__Exercise__. In the lines below, how many hold the word "Drücken"? Answer only with the number.

[Dataset items]
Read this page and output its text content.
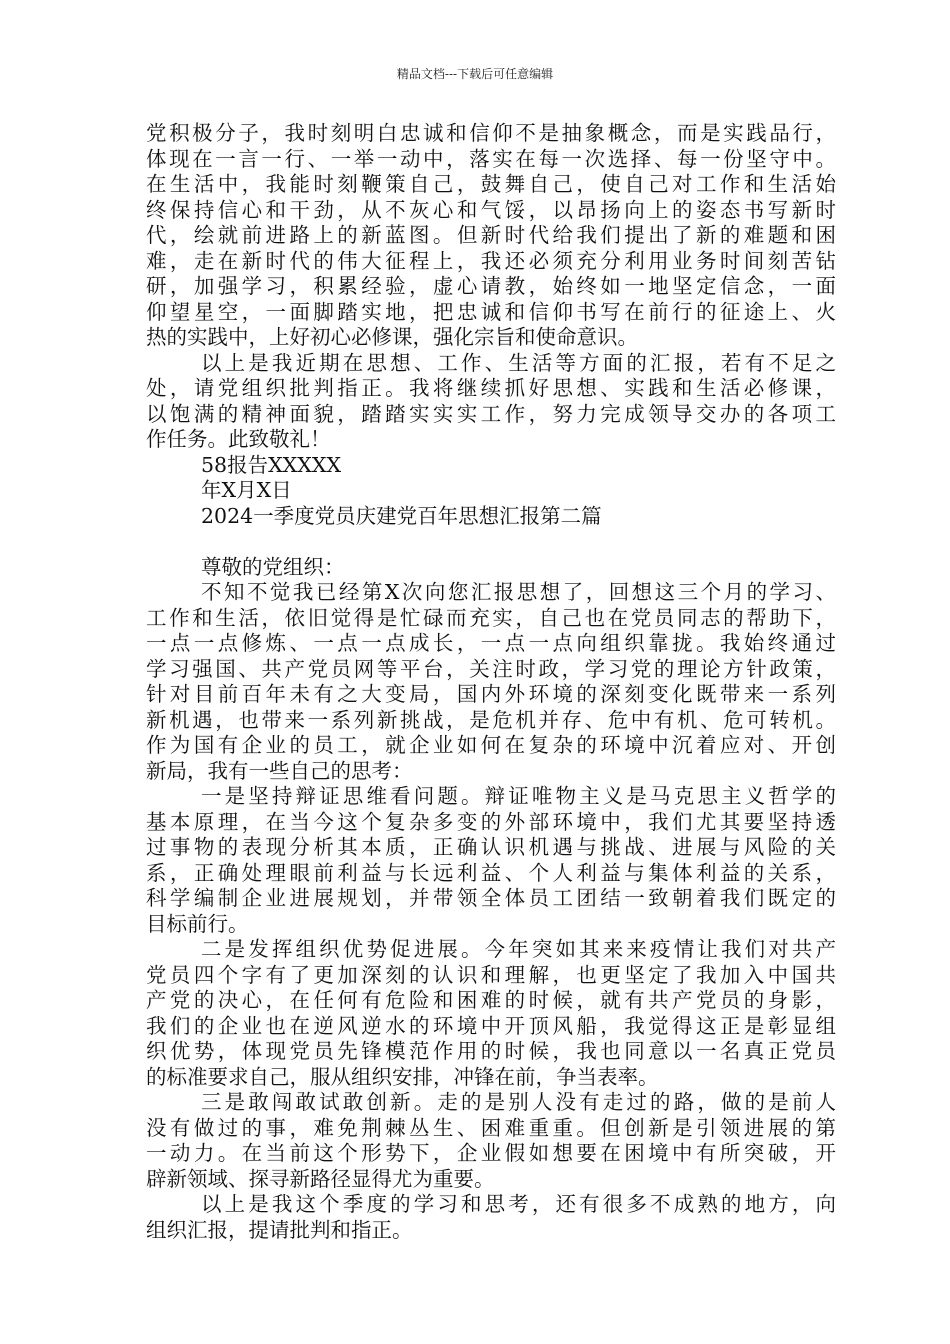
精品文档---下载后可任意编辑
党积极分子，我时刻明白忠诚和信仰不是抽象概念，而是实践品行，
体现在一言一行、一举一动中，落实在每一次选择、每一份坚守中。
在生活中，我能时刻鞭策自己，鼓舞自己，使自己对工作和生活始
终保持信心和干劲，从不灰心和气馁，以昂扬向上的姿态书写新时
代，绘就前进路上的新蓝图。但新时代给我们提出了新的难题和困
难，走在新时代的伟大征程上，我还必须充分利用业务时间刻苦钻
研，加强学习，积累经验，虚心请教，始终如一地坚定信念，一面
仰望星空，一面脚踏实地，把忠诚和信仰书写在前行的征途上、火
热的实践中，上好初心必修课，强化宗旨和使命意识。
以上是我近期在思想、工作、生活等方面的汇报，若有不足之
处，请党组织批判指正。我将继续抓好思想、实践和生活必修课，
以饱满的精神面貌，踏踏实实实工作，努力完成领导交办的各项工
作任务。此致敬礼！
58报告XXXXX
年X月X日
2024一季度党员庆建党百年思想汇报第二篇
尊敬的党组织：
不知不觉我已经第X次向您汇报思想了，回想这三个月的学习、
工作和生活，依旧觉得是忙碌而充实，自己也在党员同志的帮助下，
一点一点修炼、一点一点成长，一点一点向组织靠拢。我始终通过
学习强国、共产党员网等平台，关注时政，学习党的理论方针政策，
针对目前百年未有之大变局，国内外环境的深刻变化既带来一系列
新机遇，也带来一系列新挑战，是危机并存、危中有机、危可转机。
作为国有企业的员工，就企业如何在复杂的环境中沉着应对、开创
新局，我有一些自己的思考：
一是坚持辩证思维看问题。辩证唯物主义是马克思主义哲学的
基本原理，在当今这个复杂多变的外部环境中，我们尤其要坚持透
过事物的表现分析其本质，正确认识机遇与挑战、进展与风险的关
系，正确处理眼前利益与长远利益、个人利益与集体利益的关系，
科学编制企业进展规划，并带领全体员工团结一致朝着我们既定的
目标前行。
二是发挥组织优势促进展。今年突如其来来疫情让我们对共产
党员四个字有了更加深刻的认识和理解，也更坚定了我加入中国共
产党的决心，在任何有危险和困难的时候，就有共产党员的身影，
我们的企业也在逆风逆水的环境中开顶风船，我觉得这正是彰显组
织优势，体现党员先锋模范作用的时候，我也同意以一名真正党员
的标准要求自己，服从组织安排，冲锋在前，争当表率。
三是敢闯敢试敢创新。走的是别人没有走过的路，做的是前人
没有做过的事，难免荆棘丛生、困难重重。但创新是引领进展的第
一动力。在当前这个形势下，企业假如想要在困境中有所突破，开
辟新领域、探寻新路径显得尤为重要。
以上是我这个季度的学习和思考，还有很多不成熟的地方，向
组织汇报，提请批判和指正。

...

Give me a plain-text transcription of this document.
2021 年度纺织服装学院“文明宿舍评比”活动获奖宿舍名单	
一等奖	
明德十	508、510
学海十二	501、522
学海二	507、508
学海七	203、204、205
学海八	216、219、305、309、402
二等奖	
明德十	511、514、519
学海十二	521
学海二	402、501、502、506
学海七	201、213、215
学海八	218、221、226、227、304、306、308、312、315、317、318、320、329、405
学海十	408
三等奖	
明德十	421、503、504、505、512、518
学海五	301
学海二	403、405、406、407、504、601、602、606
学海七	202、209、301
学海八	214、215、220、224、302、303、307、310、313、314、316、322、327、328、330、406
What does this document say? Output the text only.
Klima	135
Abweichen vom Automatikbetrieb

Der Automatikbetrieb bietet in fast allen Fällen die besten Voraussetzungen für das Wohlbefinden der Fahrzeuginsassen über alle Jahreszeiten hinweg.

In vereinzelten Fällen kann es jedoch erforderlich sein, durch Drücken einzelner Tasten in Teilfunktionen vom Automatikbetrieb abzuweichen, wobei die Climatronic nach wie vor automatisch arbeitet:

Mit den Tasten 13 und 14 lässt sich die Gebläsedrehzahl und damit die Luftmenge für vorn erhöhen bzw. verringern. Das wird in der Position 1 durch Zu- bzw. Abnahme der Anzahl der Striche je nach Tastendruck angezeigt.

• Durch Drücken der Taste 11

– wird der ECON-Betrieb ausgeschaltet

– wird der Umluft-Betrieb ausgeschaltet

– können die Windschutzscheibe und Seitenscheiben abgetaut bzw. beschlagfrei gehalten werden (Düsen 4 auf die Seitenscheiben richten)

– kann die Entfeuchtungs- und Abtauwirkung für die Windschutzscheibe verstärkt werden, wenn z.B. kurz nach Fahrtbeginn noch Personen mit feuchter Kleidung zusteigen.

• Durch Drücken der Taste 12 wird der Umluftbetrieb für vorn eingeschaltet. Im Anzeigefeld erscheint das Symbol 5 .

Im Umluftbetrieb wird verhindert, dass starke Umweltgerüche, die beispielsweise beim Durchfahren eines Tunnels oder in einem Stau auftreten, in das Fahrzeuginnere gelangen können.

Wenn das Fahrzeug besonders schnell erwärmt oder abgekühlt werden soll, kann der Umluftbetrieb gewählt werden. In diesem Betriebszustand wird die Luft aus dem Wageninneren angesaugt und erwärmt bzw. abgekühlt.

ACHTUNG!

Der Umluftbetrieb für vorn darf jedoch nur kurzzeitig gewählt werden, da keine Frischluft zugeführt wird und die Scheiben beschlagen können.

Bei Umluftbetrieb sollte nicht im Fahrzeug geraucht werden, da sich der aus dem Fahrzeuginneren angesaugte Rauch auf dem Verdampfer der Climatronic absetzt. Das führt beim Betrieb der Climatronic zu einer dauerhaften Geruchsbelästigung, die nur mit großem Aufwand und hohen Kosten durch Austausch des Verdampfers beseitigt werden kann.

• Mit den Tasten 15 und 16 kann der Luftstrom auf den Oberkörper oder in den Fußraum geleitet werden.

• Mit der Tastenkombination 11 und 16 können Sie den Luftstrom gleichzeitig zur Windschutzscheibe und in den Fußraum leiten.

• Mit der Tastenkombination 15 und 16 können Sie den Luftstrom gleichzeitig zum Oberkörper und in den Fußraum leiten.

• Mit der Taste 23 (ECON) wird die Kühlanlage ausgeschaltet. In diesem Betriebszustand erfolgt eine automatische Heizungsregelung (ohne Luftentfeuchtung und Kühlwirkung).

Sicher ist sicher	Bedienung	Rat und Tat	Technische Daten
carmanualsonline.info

__The response__. 3